== Task brief ==
Could you copy the data below word for word, leaving out the pictures?

== Data for this task ==
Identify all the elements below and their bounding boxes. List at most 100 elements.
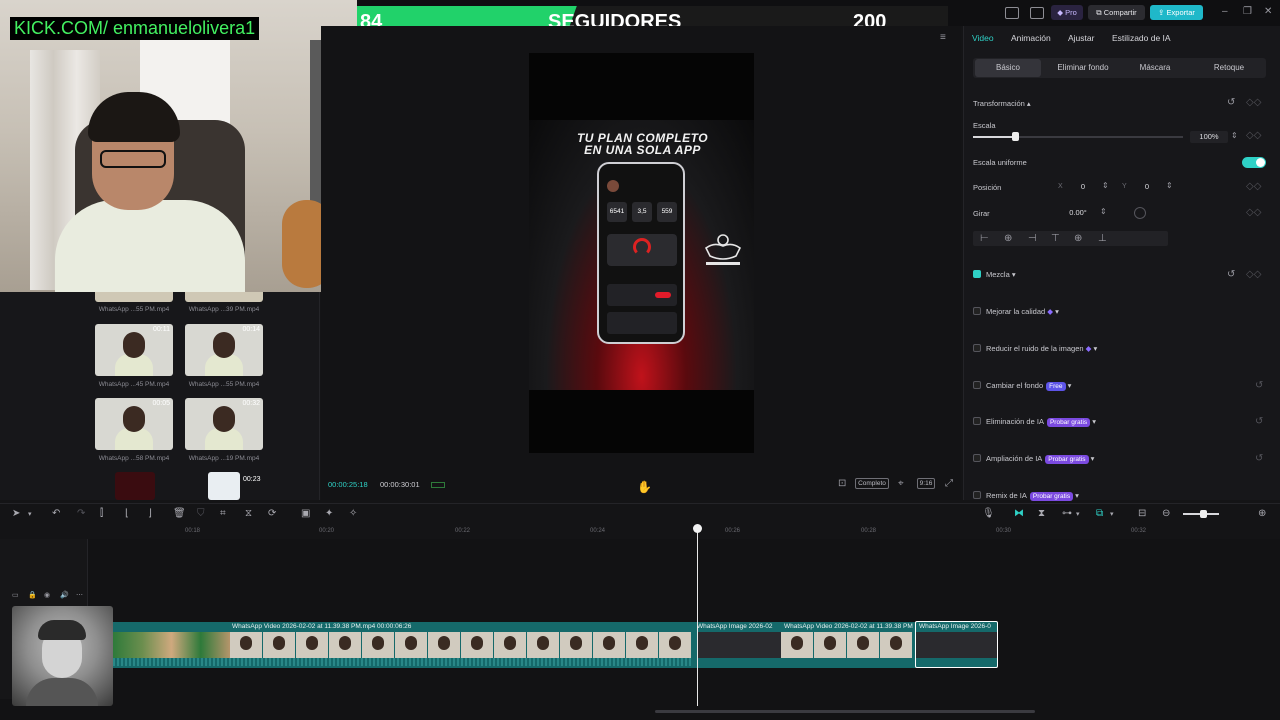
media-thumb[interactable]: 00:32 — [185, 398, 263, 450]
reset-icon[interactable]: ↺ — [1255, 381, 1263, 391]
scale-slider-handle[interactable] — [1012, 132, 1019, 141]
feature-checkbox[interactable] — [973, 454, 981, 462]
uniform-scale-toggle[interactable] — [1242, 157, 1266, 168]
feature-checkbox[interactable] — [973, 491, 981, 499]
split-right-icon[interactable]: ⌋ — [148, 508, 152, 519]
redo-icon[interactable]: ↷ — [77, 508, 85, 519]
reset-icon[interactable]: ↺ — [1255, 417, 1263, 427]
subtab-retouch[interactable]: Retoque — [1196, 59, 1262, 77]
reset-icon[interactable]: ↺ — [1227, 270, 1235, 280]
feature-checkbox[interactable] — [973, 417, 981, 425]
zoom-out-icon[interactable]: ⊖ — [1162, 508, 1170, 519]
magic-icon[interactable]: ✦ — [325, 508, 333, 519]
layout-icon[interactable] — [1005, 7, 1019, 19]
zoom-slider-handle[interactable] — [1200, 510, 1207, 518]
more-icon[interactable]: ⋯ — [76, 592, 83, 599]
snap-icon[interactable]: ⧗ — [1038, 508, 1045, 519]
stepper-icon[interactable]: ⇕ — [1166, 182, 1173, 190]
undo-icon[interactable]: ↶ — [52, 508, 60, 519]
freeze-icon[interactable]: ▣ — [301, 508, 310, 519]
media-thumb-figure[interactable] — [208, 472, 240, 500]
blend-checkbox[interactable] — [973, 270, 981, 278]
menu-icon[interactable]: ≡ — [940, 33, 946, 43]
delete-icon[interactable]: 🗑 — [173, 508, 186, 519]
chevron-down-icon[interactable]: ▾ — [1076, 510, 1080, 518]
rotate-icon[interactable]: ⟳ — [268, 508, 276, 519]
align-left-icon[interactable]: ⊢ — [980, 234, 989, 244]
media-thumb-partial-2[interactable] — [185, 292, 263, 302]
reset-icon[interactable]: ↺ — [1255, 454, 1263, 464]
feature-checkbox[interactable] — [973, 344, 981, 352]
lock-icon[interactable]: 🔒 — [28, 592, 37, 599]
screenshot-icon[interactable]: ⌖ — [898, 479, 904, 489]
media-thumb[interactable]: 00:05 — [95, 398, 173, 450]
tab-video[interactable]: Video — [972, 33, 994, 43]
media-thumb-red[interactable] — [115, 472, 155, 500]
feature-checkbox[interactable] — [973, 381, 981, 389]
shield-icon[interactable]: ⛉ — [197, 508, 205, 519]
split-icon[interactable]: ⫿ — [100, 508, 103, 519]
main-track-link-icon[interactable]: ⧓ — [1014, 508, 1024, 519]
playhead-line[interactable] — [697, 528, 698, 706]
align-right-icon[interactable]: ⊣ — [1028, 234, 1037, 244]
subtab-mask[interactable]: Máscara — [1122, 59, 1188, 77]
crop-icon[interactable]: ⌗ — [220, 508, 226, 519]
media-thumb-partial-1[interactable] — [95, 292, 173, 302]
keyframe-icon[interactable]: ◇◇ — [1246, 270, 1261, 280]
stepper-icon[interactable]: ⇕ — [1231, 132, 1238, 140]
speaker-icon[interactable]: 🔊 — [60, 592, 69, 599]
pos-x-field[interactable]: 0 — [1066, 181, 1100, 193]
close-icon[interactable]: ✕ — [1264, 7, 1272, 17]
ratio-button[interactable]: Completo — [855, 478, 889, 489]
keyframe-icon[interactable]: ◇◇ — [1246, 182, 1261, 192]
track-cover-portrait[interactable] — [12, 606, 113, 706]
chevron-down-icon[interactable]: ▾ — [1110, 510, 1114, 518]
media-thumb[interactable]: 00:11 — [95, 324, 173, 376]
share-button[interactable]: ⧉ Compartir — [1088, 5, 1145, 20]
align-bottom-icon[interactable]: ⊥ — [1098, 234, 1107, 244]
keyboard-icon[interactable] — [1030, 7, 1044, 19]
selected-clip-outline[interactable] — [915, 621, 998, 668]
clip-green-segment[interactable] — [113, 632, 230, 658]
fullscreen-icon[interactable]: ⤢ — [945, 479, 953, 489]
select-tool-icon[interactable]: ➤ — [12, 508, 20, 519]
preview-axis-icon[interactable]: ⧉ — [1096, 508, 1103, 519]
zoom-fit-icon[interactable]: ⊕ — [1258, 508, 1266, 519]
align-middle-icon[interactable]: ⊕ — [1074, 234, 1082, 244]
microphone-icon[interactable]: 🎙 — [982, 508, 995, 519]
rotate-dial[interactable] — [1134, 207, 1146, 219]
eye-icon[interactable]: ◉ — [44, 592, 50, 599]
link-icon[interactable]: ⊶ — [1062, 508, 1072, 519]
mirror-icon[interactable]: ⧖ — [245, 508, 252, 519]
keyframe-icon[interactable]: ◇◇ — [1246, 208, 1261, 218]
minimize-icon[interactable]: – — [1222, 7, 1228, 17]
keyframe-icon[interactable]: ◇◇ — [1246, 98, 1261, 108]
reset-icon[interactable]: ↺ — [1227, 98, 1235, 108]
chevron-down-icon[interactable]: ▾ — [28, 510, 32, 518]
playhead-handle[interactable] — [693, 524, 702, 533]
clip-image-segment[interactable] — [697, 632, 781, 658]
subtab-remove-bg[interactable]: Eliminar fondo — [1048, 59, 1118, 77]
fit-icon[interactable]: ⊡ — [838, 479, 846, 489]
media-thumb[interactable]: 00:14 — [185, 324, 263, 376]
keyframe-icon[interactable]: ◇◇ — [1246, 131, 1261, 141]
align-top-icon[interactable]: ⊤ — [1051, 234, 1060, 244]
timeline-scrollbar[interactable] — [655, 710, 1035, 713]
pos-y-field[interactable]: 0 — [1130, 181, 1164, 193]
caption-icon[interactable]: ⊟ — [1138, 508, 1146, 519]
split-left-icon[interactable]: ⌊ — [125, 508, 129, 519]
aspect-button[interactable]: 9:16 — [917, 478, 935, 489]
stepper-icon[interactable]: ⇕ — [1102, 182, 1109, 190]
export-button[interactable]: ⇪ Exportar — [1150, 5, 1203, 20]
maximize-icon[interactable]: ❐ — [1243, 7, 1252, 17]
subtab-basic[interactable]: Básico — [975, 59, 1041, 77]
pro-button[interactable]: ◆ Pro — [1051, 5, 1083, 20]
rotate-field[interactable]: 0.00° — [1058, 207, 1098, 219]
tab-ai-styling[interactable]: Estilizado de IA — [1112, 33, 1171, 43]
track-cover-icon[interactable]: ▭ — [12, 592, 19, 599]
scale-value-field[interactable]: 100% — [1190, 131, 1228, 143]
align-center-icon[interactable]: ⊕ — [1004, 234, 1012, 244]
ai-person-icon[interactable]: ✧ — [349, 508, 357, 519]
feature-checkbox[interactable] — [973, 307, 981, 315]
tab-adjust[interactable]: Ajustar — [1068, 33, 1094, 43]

== The output ==
Identify all the elements below and their bounding boxes. List at most 100 elements.
media-thumb[interactable]: 00:32 — [185, 398, 263, 450]
reset-icon[interactable]: ↺ — [1255, 381, 1263, 391]
scale-slider-handle[interactable] — [1012, 132, 1019, 141]
feature-checkbox[interactable] — [973, 454, 981, 462]
uniform-scale-toggle[interactable] — [1242, 157, 1266, 168]
feature-checkbox[interactable] — [973, 491, 981, 499]
split-right-icon[interactable]: ⌋ — [148, 508, 152, 519]
redo-icon[interactable]: ↷ — [77, 508, 85, 519]
reset-icon[interactable]: ↺ — [1255, 417, 1263, 427]
subtab-retouch[interactable]: Retoque — [1196, 59, 1262, 77]
reset-icon[interactable]: ↺ — [1227, 270, 1235, 280]
feature-checkbox[interactable] — [973, 417, 981, 425]
zoom-out-icon[interactable]: ⊖ — [1162, 508, 1170, 519]
magic-icon[interactable]: ✦ — [325, 508, 333, 519]
layout-icon[interactable] — [1005, 7, 1019, 19]
zoom-slider-handle[interactable] — [1200, 510, 1207, 518]
more-icon[interactable]: ⋯ — [76, 592, 83, 599]
snap-icon[interactable]: ⧗ — [1038, 508, 1045, 519]
stepper-icon[interactable]: ⇕ — [1166, 182, 1173, 190]
undo-icon[interactable]: ↶ — [52, 508, 60, 519]
freeze-icon[interactable]: ▣ — [301, 508, 310, 519]
media-thumb-figure[interactable] — [208, 472, 240, 500]
blend-checkbox[interactable] — [973, 270, 981, 278]
menu-icon[interactable]: ≡ — [940, 33, 946, 43]
delete-icon[interactable]: 🗑 — [173, 508, 186, 519]
chevron-down-icon[interactable]: ▾ — [1076, 510, 1080, 518]
rotate-icon[interactable]: ⟳ — [268, 508, 276, 519]
align-left-icon[interactable]: ⊢ — [980, 234, 989, 244]
media-thumb-partial-2[interactable] — [185, 292, 263, 302]
reset-icon[interactable]: ↺ — [1255, 454, 1263, 464]
feature-checkbox[interactable] — [973, 344, 981, 352]
lock-icon[interactable]: 🔒 — [28, 592, 37, 599]
screenshot-icon[interactable]: ⌖ — [898, 479, 904, 489]
media-thumb[interactable]: 00:05 — [95, 398, 173, 450]
tab-video[interactable]: Video — [972, 33, 994, 43]
media-thumb-red[interactable] — [115, 472, 155, 500]
feature-checkbox[interactable] — [973, 381, 981, 389]
shield-icon[interactable]: ⛉ — [197, 508, 205, 519]
split-icon[interactable]: ⫿ — [100, 508, 103, 519]
main-track-link-icon[interactable]: ⧓ — [1014, 508, 1024, 519]
playhead-line[interactable] — [697, 528, 698, 706]
align-right-icon[interactable]: ⊣ — [1028, 234, 1037, 244]
subtab-mask[interactable]: Máscara — [1122, 59, 1188, 77]
crop-icon[interactable]: ⌗ — [220, 508, 226, 519]
media-thumb-partial-1[interactable] — [95, 292, 173, 302]
keyframe-icon[interactable]: ◇◇ — [1246, 270, 1261, 280]
stepper-icon[interactable]: ⇕ — [1231, 132, 1238, 140]
speaker-icon[interactable]: 🔊 — [60, 592, 69, 599]
pos-x-field[interactable]: 0 — [1066, 181, 1100, 193]
close-icon[interactable]: ✕ — [1264, 7, 1272, 17]
ratio-button[interactable]: Completo — [855, 478, 889, 489]
keyframe-icon[interactable]: ◇◇ — [1246, 182, 1261, 192]
track-cover-portrait[interactable] — [12, 606, 113, 706]
chevron-down-icon[interactable]: ▾ — [1110, 510, 1114, 518]
media-thumb[interactable]: 00:11 — [95, 324, 173, 376]
share-button[interactable]: ⧉ Compartir — [1088, 5, 1145, 20]
align-bottom-icon[interactable]: ⊥ — [1098, 234, 1107, 244]
keyboard-icon[interactable] — [1030, 7, 1044, 19]
selected-clip-outline[interactable] — [915, 621, 998, 668]
clip-green-segment[interactable] — [113, 632, 230, 658]
fullscreen-icon[interactable]: ⤢ — [945, 479, 953, 489]
select-tool-icon[interactable]: ➤ — [12, 508, 20, 519]
preview-axis-icon[interactable]: ⧉ — [1096, 508, 1103, 519]
zoom-fit-icon[interactable]: ⊕ — [1258, 508, 1266, 519]
align-middle-icon[interactable]: ⊕ — [1074, 234, 1082, 244]
microphone-icon[interactable]: 🎙 — [982, 508, 995, 519]
rotate-dial[interactable] — [1134, 207, 1146, 219]
eye-icon[interactable]: ◉ — [44, 592, 50, 599]
link-icon[interactable]: ⊶ — [1062, 508, 1072, 519]
mirror-icon[interactable]: ⧖ — [245, 508, 252, 519]
keyframe-icon[interactable]: ◇◇ — [1246, 208, 1261, 218]
minimize-icon[interactable]: – — [1222, 7, 1228, 17]
keyframe-icon[interactable]: ◇◇ — [1246, 98, 1261, 108]
reset-icon[interactable]: ↺ — [1227, 98, 1235, 108]
chevron-down-icon[interactable]: ▾ — [28, 510, 32, 518]
playhead-handle[interactable] — [693, 524, 702, 533]
clip-image-segment[interactable] — [697, 632, 781, 658]
subtab-remove-bg[interactable]: Eliminar fondo — [1048, 59, 1118, 77]
fit-icon[interactable]: ⊡ — [838, 479, 846, 489]
media-thumb[interactable]: 00:14 — [185, 324, 263, 376]
keyframe-icon[interactable]: ◇◇ — [1246, 131, 1261, 141]
align-top-icon[interactable]: ⊤ — [1051, 234, 1060, 244]
timeline-scrollbar[interactable] — [655, 710, 1035, 713]
pos-y-field[interactable]: 0 — [1130, 181, 1164, 193]
caption-icon[interactable]: ⊟ — [1138, 508, 1146, 519]
split-left-icon[interactable]: ⌊ — [125, 508, 129, 519]
aspect-button[interactable]: 9:16 — [917, 478, 935, 489]
stepper-icon[interactable]: ⇕ — [1102, 182, 1109, 190]
export-button[interactable]: ⇪ Exportar — [1150, 5, 1203, 20]
maximize-icon[interactable]: ❐ — [1243, 7, 1252, 17]
subtab-basic[interactable]: Básico — [975, 59, 1041, 77]
pro-button[interactable]: ◆ Pro — [1051, 5, 1083, 20]
rotate-field[interactable]: 0.00° — [1058, 207, 1098, 219]
tab-ai-styling[interactable]: Estilizado de IA — [1112, 33, 1171, 43]
track-cover-icon[interactable]: ▭ — [12, 592, 19, 599]
scale-value-field[interactable]: 100% — [1190, 131, 1228, 143]
align-center-icon[interactable]: ⊕ — [1004, 234, 1012, 244]
ai-person-icon[interactable]: ✧ — [349, 508, 357, 519]
feature-checkbox[interactable] — [973, 307, 981, 315]
tab-adjust[interactable]: Ajustar — [1068, 33, 1094, 43]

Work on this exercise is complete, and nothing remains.